Extracted material:
=====
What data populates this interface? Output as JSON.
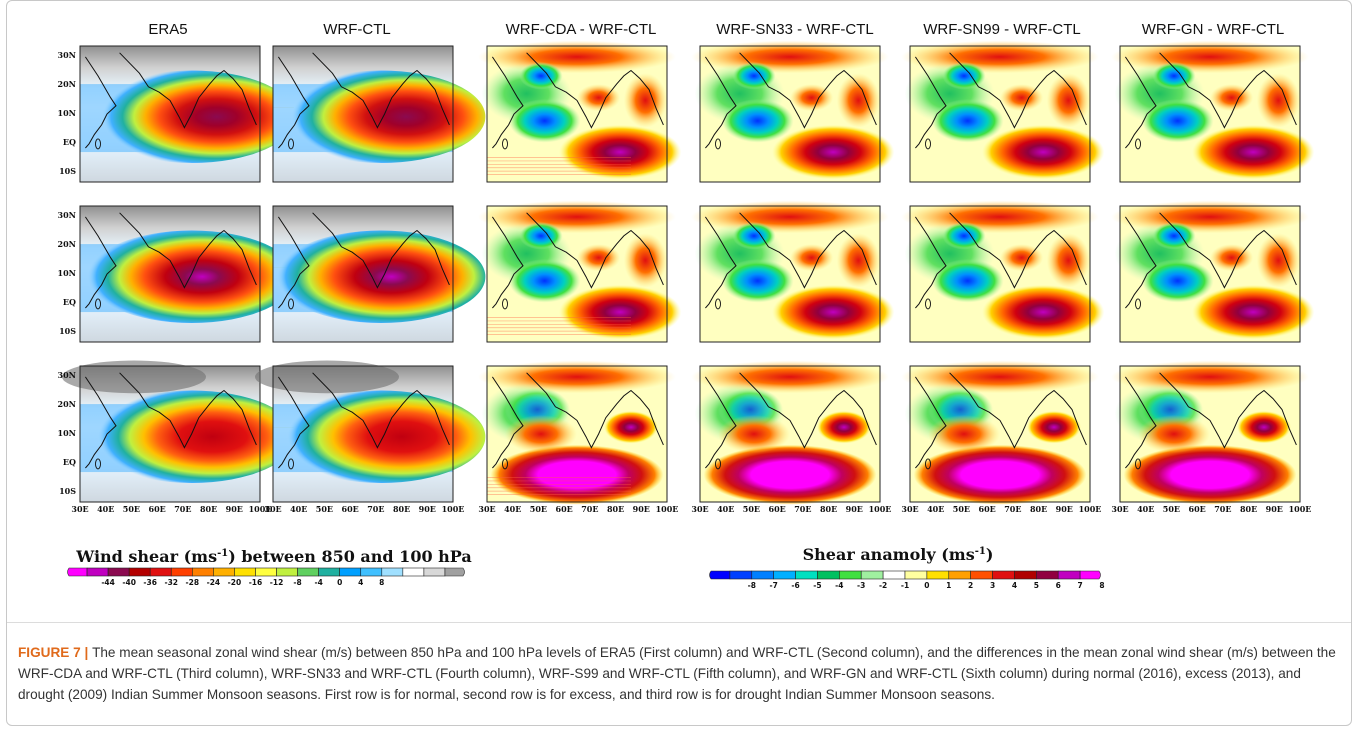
{
  "figure": {
    "column_titles": [
      "ERA5",
      "WRF-CTL",
      "WRF-CDA - WRF-CTL",
      "WRF-SN33 - WRF-CTL",
      "WRF-SN99 - WRF-CTL",
      "WRF-GN - WRF-CTL"
    ],
    "lat_labels": [
      "30N",
      "20N",
      "10N",
      "EQ",
      "10S"
    ],
    "lon_labels": [
      "30E",
      "40E",
      "50E",
      "60E",
      "70E",
      "80E",
      "90E",
      "100E"
    ],
    "rows": 3,
    "colorbar_left": {
      "title_main": "Wind shear (ms",
      "title_sup": "-1",
      "title_tail": ") between 850 and 100 hPa",
      "ticks": [
        "-44",
        "-40",
        "-36",
        "-32",
        "-28",
        "-24",
        "-20",
        "-16",
        "-12",
        "-8",
        "-4",
        "0",
        "4",
        "8"
      ],
      "colors": [
        "#ff00ff",
        "#c000c0",
        "#8b0a50",
        "#b40000",
        "#e01010",
        "#ff4000",
        "#ff8000",
        "#ffb000",
        "#ffe000",
        "#ffff40",
        "#c0f040",
        "#60d060",
        "#20b0a0",
        "#00a0ff",
        "#40c0ff",
        "#a0e0ff",
        "#ffffff",
        "#d8d8d8",
        "#a0a0a0"
      ]
    },
    "colorbar_right": {
      "title_main": "Shear anamoly (ms",
      "title_sup": "-1",
      "title_tail": ")",
      "ticks": [
        "-8",
        "-7",
        "-6",
        "-5",
        "-4",
        "-3",
        "-2",
        "-1",
        "0",
        "1",
        "2",
        "3",
        "4",
        "5",
        "6",
        "7",
        "8"
      ],
      "colors": [
        "#0000ff",
        "#0040ff",
        "#0080ff",
        "#00b0ff",
        "#00e0c0",
        "#00c060",
        "#40e040",
        "#a0f0a0",
        "#ffffff",
        "#ffffa0",
        "#ffe000",
        "#ffa000",
        "#ff5000",
        "#e01010",
        "#b00000",
        "#900040",
        "#c000c0",
        "#ff00ff"
      ]
    },
    "palettes": {
      "wind": [
        "#ff00ff",
        "#c000c0",
        "#8b0a50",
        "#b40000",
        "#e01010",
        "#ff4000",
        "#ff8000",
        "#ffb000",
        "#ffe000",
        "#ffff40",
        "#c0f040",
        "#60d060",
        "#20b0a0",
        "#00a0ff",
        "#40c0ff",
        "#a0e0ff",
        "#ffffff",
        "#d8d8d8",
        "#a0a0a0"
      ],
      "anomaly": [
        "#0000ff",
        "#0040ff",
        "#0080ff",
        "#00b0ff",
        "#00e0c0",
        "#00c060",
        "#40e040",
        "#a0f0a0",
        "#ffffff",
        "#ffffa0",
        "#ffe000",
        "#ffa000",
        "#ff5000",
        "#e01010",
        "#b00000",
        "#900040",
        "#c000c0",
        "#ff00ff"
      ]
    }
  },
  "caption": {
    "lead": "FIGURE 7",
    "separator": " | ",
    "text": "The mean seasonal zonal wind shear (m/s) between 850 hPa and 100 hPa levels of ERA5 (First column) and WRF-CTL (Second column), and the differences in the mean zonal wind shear (m/s) between the WRF-CDA and WRF-CTL (Third column), WRF-SN33 and WRF-CTL (Fourth column), WRF-S99 and WRF-CTL (Fifth column), and WRF-GN and WRF-CTL (Sixth column) during normal (2016), excess (2013), and drought (2009) Indian Summer Monsoon seasons. First row is for normal, second row is for excess, and third row is for drought Indian Summer Monsoon seasons."
  }
}
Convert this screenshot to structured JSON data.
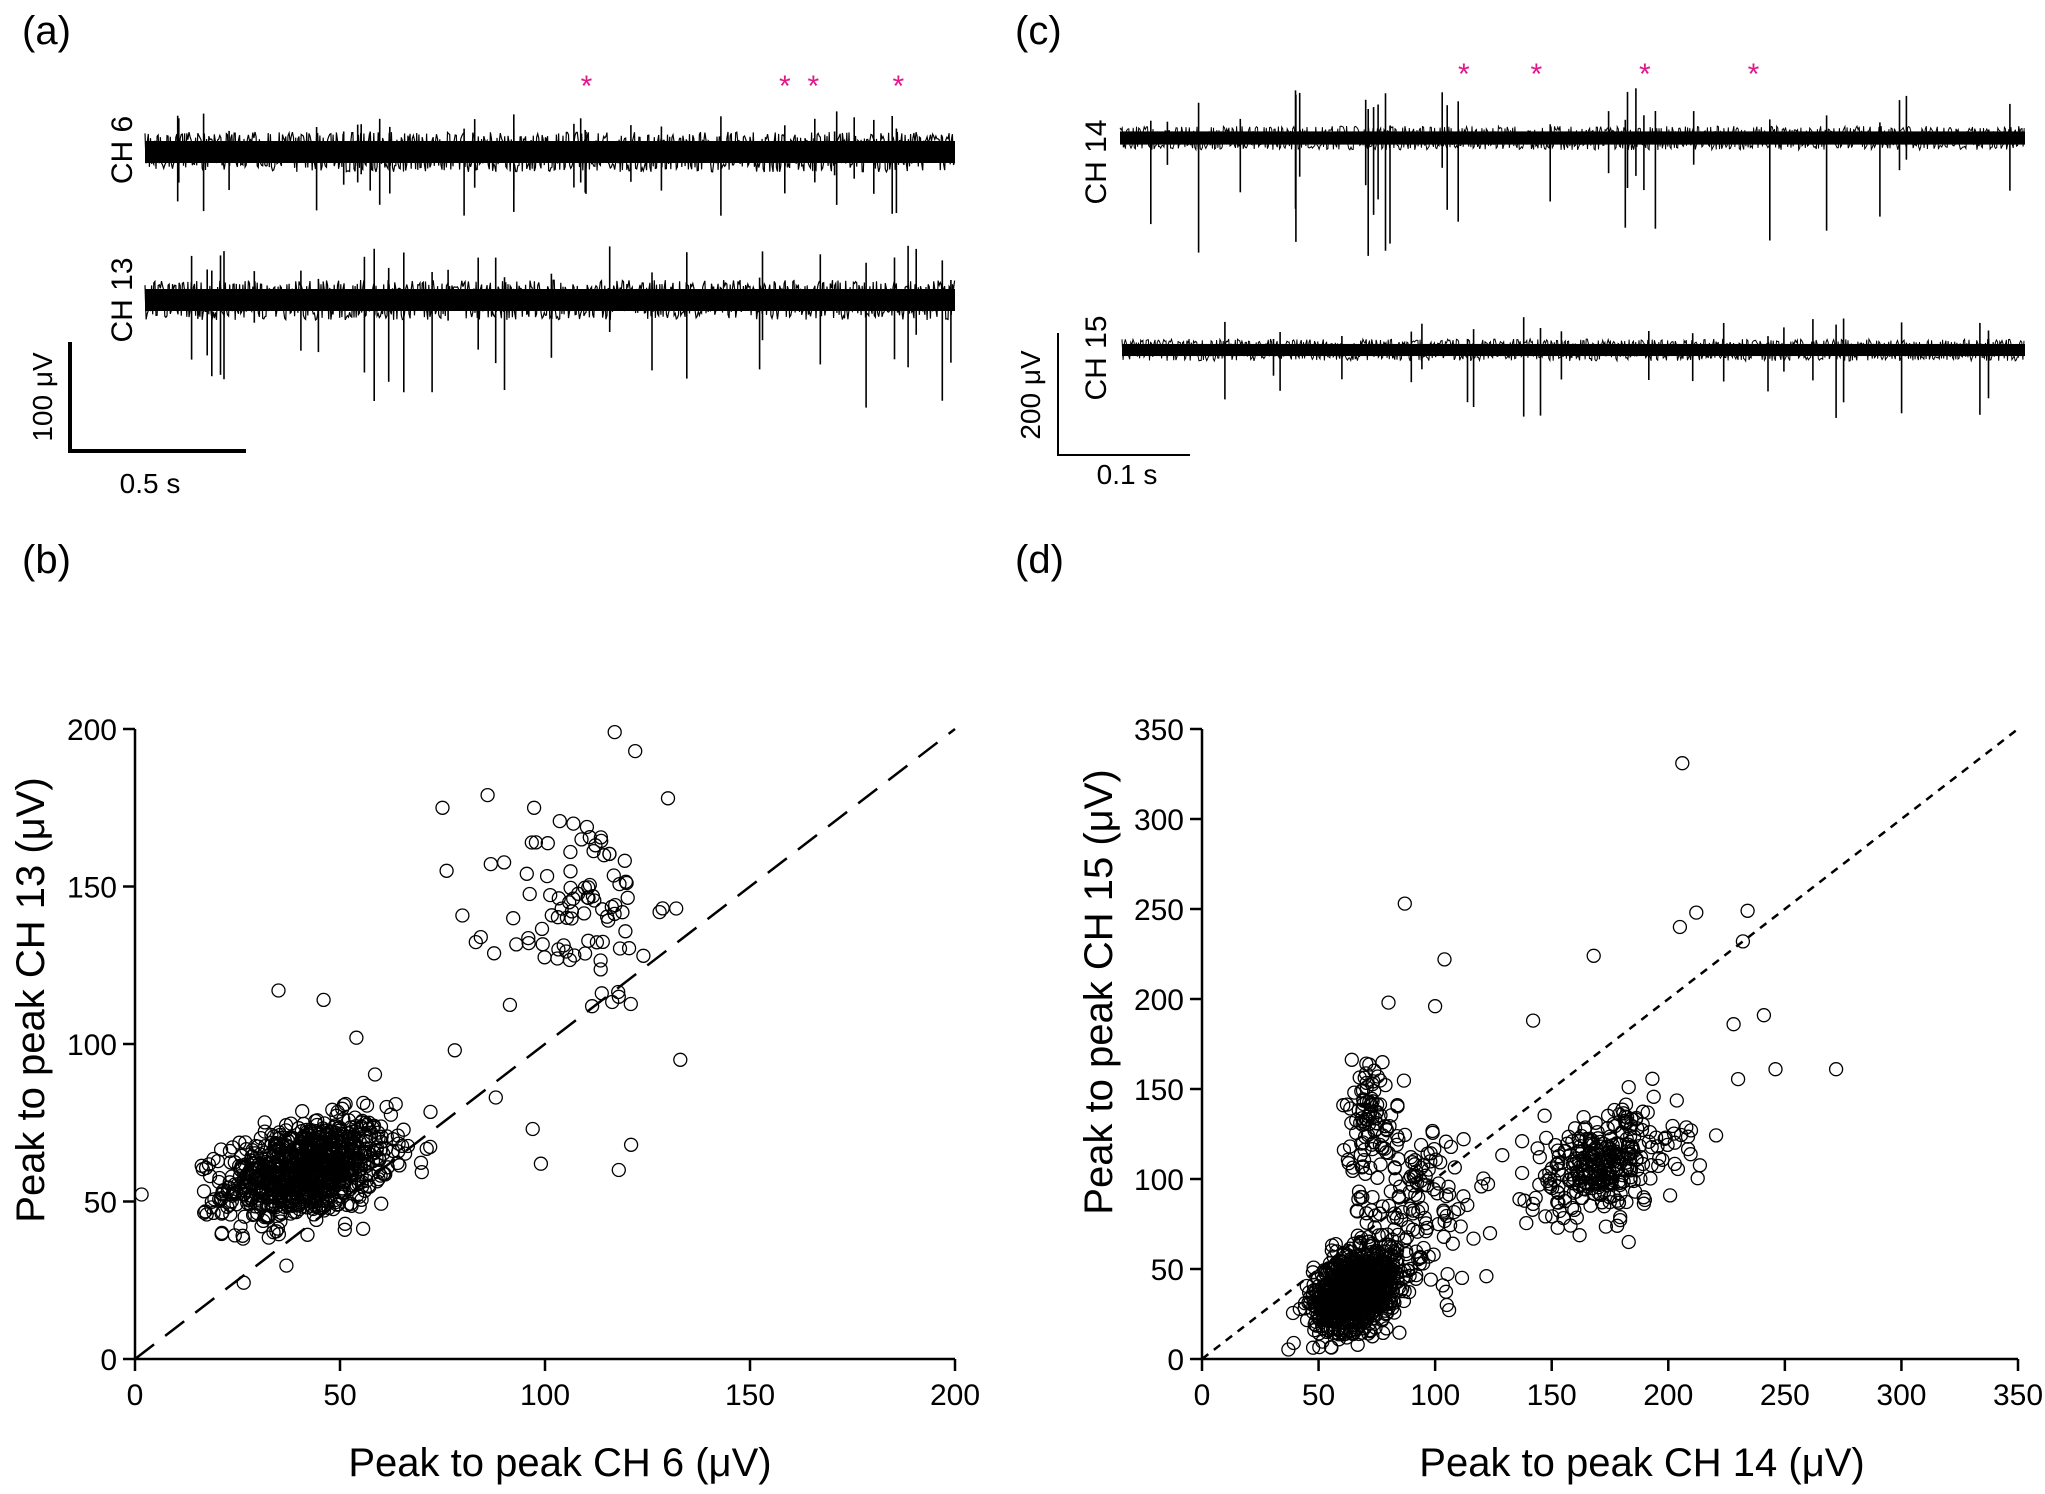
{
  "panels": {
    "a": {
      "letter": "(a)",
      "channels": [
        {
          "label": "CH 6"
        },
        {
          "label": "CH 13"
        }
      ],
      "scale_amplitude": "100 μV",
      "scale_time": "0.5 s",
      "spike_markers": 4,
      "spike_positions": [
        0.545,
        0.79,
        0.825,
        0.93
      ],
      "marker_color": "#e0198b"
    },
    "b": {
      "letter": "(b)"
    },
    "c": {
      "letter": "(c)",
      "channels": [
        {
          "label": "CH 14"
        },
        {
          "label": "CH 15"
        }
      ],
      "scale_amplitude": "200 μV",
      "scale_time": "0.1 s",
      "spike_markers": 4,
      "spike_positions": [
        0.38,
        0.46,
        0.58,
        0.7
      ],
      "marker_color": "#e0198b"
    },
    "d": {
      "letter": "(d)"
    }
  },
  "chart_data": [
    {
      "type": "scatter",
      "panel": "b",
      "xlabel": "Peak to peak CH 6 (μV)",
      "ylabel": "Peak to peak CH 13 (μV)",
      "xlim": [
        0,
        200
      ],
      "ylim": [
        0,
        200
      ],
      "xticks": [
        0,
        50,
        100,
        150,
        200
      ],
      "yticks": [
        0,
        50,
        100,
        150,
        200
      ],
      "reference_line": {
        "style": "long-dash",
        "from": [
          0,
          0
        ],
        "to": [
          200,
          200
        ]
      },
      "clusters": [
        {
          "n": 950,
          "center": [
            42,
            60
          ],
          "spread": [
            10,
            8
          ],
          "corr": 0.35
        },
        {
          "n": 90,
          "center": [
            108,
            142
          ],
          "spread": [
            9,
            17
          ],
          "corr": 0.1
        }
      ],
      "outliers": [
        [
          35,
          117
        ],
        [
          46,
          114
        ],
        [
          54,
          102
        ],
        [
          78,
          98
        ],
        [
          99,
          62
        ],
        [
          97,
          73
        ],
        [
          118,
          60
        ],
        [
          121,
          68
        ],
        [
          133,
          95
        ],
        [
          117,
          199
        ],
        [
          122,
          193
        ],
        [
          130,
          178
        ],
        [
          132,
          143
        ],
        [
          75,
          175
        ],
        [
          76,
          155
        ],
        [
          86,
          179
        ],
        [
          118,
          115
        ],
        [
          124,
          128
        ],
        [
          88,
          83
        ]
      ],
      "marker": "open-circle",
      "marker_color": "#000000",
      "grid": false
    },
    {
      "type": "scatter",
      "panel": "d",
      "xlabel": "Peak to peak CH 14 (μV)",
      "ylabel": "Peak to peak CH 15 (μV)",
      "xlim": [
        0,
        350
      ],
      "ylim": [
        0,
        350
      ],
      "xticks": [
        0,
        50,
        100,
        150,
        200,
        250,
        300,
        350
      ],
      "yticks": [
        0,
        50,
        100,
        150,
        200,
        250,
        300,
        350
      ],
      "reference_line": {
        "style": "short-dash",
        "from": [
          0,
          0
        ],
        "to": [
          350,
          350
        ]
      },
      "clusters": [
        {
          "n": 950,
          "center": [
            66,
            38
          ],
          "spread": [
            9,
            11
          ],
          "corr": 0.3
        },
        {
          "n": 90,
          "center": [
            72,
            135
          ],
          "spread": [
            6,
            17
          ],
          "corr": 0.0
        },
        {
          "n": 150,
          "center": [
            90,
            85
          ],
          "spread": [
            14,
            25
          ],
          "corr": 0.2
        },
        {
          "n": 320,
          "center": [
            172,
            108
          ],
          "spread": [
            16,
            15
          ],
          "corr": 0.3
        }
      ],
      "outliers": [
        [
          206,
          331
        ],
        [
          87,
          253
        ],
        [
          234,
          249
        ],
        [
          212,
          248
        ],
        [
          205,
          240
        ],
        [
          232,
          232
        ],
        [
          104,
          222
        ],
        [
          168,
          224
        ],
        [
          241,
          191
        ],
        [
          272,
          161
        ],
        [
          246,
          161
        ],
        [
          228,
          186
        ],
        [
          100,
          196
        ],
        [
          80,
          198
        ],
        [
          142,
          188
        ],
        [
          183,
          65
        ],
        [
          122,
          46
        ],
        [
          105,
          30
        ]
      ],
      "marker": "open-circle",
      "marker_color": "#000000",
      "grid": false
    }
  ]
}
=====
Objective: Repeat every record precisely. Any picture among them stays out of the copy.

Full solution:
What data populates this interface? Output as JSON.
{
  "figure": {
    "column_titles": [
      "ERA5",
      "WRF-CTL",
      "WRF-CDA - WRF-CTL",
      "WRF-SN33 - WRF-CTL",
      "WRF-SN99 - WRF-CTL",
      "WRF-GN - WRF-CTL"
    ],
    "lat_labels": [
      "30N",
      "20N",
      "10N",
      "EQ",
      "10S"
    ],
    "lon_labels": [
      "30E",
      "40E",
      "50E",
      "60E",
      "70E",
      "80E",
      "90E",
      "100E"
    ],
    "rows": 3,
    "colorbar_left": {
      "title_main": "Wind shear (ms",
      "title_sup": "-1",
      "title_tail": ") between 850 and 100 hPa",
      "ticks": [
        "-44",
        "-40",
        "-36",
        "-32",
        "-28",
        "-24",
        "-20",
        "-16",
        "-12",
        "-8",
        "-4",
        "0",
        "4",
        "8"
      ],
      "colors": [
        "#ff00ff",
        "#c000c0",
        "#8b0a50",
        "#b40000",
        "#e01010",
        "#ff4000",
        "#ff8000",
        "#ffb000",
        "#ffe000",
        "#ffff40",
        "#c0f040",
        "#60d060",
        "#20b0a0",
        "#00a0ff",
        "#40c0ff",
        "#a0e0ff",
        "#ffffff",
        "#d8d8d8",
        "#a0a0a0"
      ]
    },
    "colorbar_right": {
      "title_main": "Shear anamoly (ms",
      "title_sup": "-1",
      "title_tail": ")",
      "ticks": [
        "-8",
        "-7",
        "-6",
        "-5",
        "-4",
        "-3",
        "-2",
        "-1",
        "0",
        "1",
        "2",
        "3",
        "4",
        "5",
        "6",
        "7",
        "8"
      ],
      "colors": [
        "#0000ff",
        "#0040ff",
        "#0080ff",
        "#00b0ff",
        "#00e0c0",
        "#00c060",
        "#40e040",
        "#a0f0a0",
        "#ffffff",
        "#ffffa0",
        "#ffe000",
        "#ffa000",
        "#ff5000",
        "#e01010",
        "#b00000",
        "#900040",
        "#c000c0",
        "#ff00ff"
      ]
    },
    "palettes": {
      "wind": [
        "#ff00ff",
        "#c000c0",
        "#8b0a50",
        "#b40000",
        "#e01010",
        "#ff4000",
        "#ff8000",
        "#ffb000",
        "#ffe000",
        "#ffff40",
        "#c0f040",
        "#60d060",
        "#20b0a0",
        "#00a0ff",
        "#40c0ff",
        "#a0e0ff",
        "#ffffff",
        "#d8d8d8",
        "#a0a0a0"
      ],
      "anomaly": [
        "#0000ff",
        "#0040ff",
        "#0080ff",
        "#00b0ff",
        "#00e0c0",
        "#00c060",
        "#40e040",
        "#a0f0a0",
        "#ffffff",
        "#ffffa0",
        "#ffe000",
        "#ffa000",
        "#ff5000",
        "#e01010",
        "#b00000",
        "#900040",
        "#c000c0",
        "#ff00ff"
      ]
    }
  },
  "caption": {
    "lead": "FIGURE 7",
    "separator": " | ",
    "text": "The mean seasonal zonal wind shear (m/s) between 850 hPa and 100 hPa levels of ERA5 (First column) and WRF-CTL (Second column), and the differences in the mean zonal wind shear (m/s) between the WRF-CDA and WRF-CTL (Third column), WRF-SN33 and WRF-CTL (Fourth column), WRF-S99 and WRF-CTL (Fifth column), and WRF-GN and WRF-CTL (Sixth column) during normal (2016), excess (2013), and drought (2009) Indian Summer Monsoon seasons. First row is for normal, second row is for excess, and third row is for drought Indian Summer Monsoon seasons."
  }
}
Convert this screenshot to structured JSON data.
{
  "panels": {
    "a": {
      "letter": "(a)",
      "channels": [
        {
          "label": "CH 6"
        },
        {
          "label": "CH 13"
        }
      ],
      "scale_amplitude": "100 μV",
      "scale_time": "0.5 s",
      "spike_markers": 4,
      "spike_positions": [
        0.545,
        0.79,
        0.825,
        0.93
      ],
      "marker_color": "#e0198b"
    },
    "b": {
      "letter": "(b)"
    },
    "c": {
      "letter": "(c)",
      "channels": [
        {
          "label": "CH 14"
        },
        {
          "label": "CH 15"
        }
      ],
      "scale_amplitude": "200 μV",
      "scale_time": "0.1 s",
      "spike_markers": 4,
      "spike_positions": [
        0.38,
        0.46,
        0.58,
        0.7
      ],
      "marker_color": "#e0198b"
    },
    "d": {
      "letter": "(d)"
    }
  },
  "chart_data": [
    {
      "type": "scatter",
      "panel": "b",
      "xlabel": "Peak to peak CH 6 (μV)",
      "ylabel": "Peak to peak CH 13 (μV)",
      "xlim": [
        0,
        200
      ],
      "ylim": [
        0,
        200
      ],
      "xticks": [
        0,
        50,
        100,
        150,
        200
      ],
      "yticks": [
        0,
        50,
        100,
        150,
        200
      ],
      "reference_line": {
        "style": "long-dash",
        "from": [
          0,
          0
        ],
        "to": [
          200,
          200
        ]
      },
      "clusters": [
        {
          "n": 950,
          "center": [
            42,
            60
          ],
          "spread": [
            10,
            8
          ],
          "corr": 0.35
        },
        {
          "n": 90,
          "center": [
            108,
            142
          ],
          "spread": [
            9,
            17
          ],
          "corr": 0.1
        }
      ],
      "outliers": [
        [
          35,
          117
        ],
        [
          46,
          114
        ],
        [
          54,
          102
        ],
        [
          78,
          98
        ],
        [
          99,
          62
        ],
        [
          97,
          73
        ],
        [
          118,
          60
        ],
        [
          121,
          68
        ],
        [
          133,
          95
        ],
        [
          117,
          199
        ],
        [
          122,
          193
        ],
        [
          130,
          178
        ],
        [
          132,
          143
        ],
        [
          75,
          175
        ],
        [
          76,
          155
        ],
        [
          86,
          179
        ],
        [
          118,
          115
        ],
        [
          124,
          128
        ],
        [
          88,
          83
        ]
      ],
      "marker": "open-circle",
      "marker_color": "#000000",
      "grid": false
    },
    {
      "type": "scatter",
      "panel": "d",
      "xlabel": "Peak to peak CH 14 (μV)",
      "ylabel": "Peak to peak CH 15 (μV)",
      "xlim": [
        0,
        350
      ],
      "ylim": [
        0,
        350
      ],
      "xticks": [
        0,
        50,
        100,
        150,
        200,
        250,
        300,
        350
      ],
      "yticks": [
        0,
        50,
        100,
        150,
        200,
        250,
        300,
        350
      ],
      "reference_line": {
        "style": "short-dash",
        "from": [
          0,
          0
        ],
        "to": [
          350,
          350
        ]
      },
      "clusters": [
        {
          "n": 950,
          "center": [
            66,
            38
          ],
          "spread": [
            9,
            11
          ],
          "corr": 0.3
        },
        {
          "n": 90,
          "center": [
            72,
            135
          ],
          "spread": [
            6,
            17
          ],
          "corr": 0.0
        },
        {
          "n": 150,
          "center": [
            90,
            85
          ],
          "spread": [
            14,
            25
          ],
          "corr": 0.2
        },
        {
          "n": 320,
          "center": [
            172,
            108
          ],
          "spread": [
            16,
            15
          ],
          "corr": 0.3
        }
      ],
      "outliers": [
        [
          206,
          331
        ],
        [
          87,
          253
        ],
        [
          234,
          249
        ],
        [
          212,
          248
        ],
        [
          205,
          240
        ],
        [
          232,
          232
        ],
        [
          104,
          222
        ],
        [
          168,
          224
        ],
        [
          241,
          191
        ],
        [
          272,
          161
        ],
        [
          246,
          161
        ],
        [
          228,
          186
        ],
        [
          100,
          196
        ],
        [
          80,
          198
        ],
        [
          142,
          188
        ],
        [
          183,
          65
        ],
        [
          122,
          46
        ],
        [
          105,
          30
        ]
      ],
      "marker": "open-circle",
      "marker_color": "#000000",
      "grid": false
    }
  ]
}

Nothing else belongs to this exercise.